Set problem
Your task is to give the data again, exactly, with every line intact.

-- Start --

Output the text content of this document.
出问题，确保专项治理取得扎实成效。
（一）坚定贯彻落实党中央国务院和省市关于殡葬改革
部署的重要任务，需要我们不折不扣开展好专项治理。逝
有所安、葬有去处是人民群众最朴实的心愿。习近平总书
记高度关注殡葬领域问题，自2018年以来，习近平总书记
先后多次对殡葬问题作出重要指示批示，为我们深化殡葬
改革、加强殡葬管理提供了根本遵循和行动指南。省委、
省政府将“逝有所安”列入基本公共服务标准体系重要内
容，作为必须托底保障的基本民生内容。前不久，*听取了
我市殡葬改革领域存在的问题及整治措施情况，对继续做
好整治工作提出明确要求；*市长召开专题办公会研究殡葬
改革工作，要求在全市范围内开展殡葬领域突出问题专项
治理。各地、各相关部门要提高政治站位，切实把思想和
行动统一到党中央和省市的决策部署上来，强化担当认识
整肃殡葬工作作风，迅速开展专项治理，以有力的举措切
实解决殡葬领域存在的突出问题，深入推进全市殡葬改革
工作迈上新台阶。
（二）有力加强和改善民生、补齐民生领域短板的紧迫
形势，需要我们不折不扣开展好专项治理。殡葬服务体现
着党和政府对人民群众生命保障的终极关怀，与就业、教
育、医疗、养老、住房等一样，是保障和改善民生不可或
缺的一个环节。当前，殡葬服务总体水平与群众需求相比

-- End --

Exercise solution
Output the text content of this document.
出问题，确保专项治理取得扎实成效。
（一）坚定贯彻落实党中央国务院和省市关于殡葬改革
部署的重要任务，需要我们不折不扣开展好专项治理。逝
有所安、葬有去处是人民群众最朴实的心愿。习近平总书
记高度关注殡葬领域问题，自2018年以来，习近平总书记
先后多次对殡葬问题作出重要指示批示，为我们深化殡葬
改革、加强殡葬管理提供了根本遵循和行动指南。省委、
省政府将“逝有所安”列入基本公共服务标准体系重要内
容，作为必须托底保障的基本民生内容。前不久，*听取了
我市殡葬改革领域存在的问题及整治措施情况，对继续做
好整治工作提出明确要求；*市长召开专题办公会研究殡葬
改革工作，要求在全市范围内开展殡葬领域突出问题专项
治理。各地、各相关部门要提高政治站位，切实把思想和
行动统一到党中央和省市的决策部署上来，强化担当认识
整肃殡葬工作作风，迅速开展专项治理，以有力的举措切
实解决殡葬领域存在的突出问题，深入推进全市殡葬改革
工作迈上新台阶。
（二）有力加强和改善民生、补齐民生领域短板的紧迫
形势，需要我们不折不扣开展好专项治理。殡葬服务体现
着党和政府对人民群众生命保障的终极关怀，与就业、教
育、医疗、养老、住房等一样，是保障和改善民生不可或
缺的一个环节。当前，殡葬服务总体水平与群众需求相比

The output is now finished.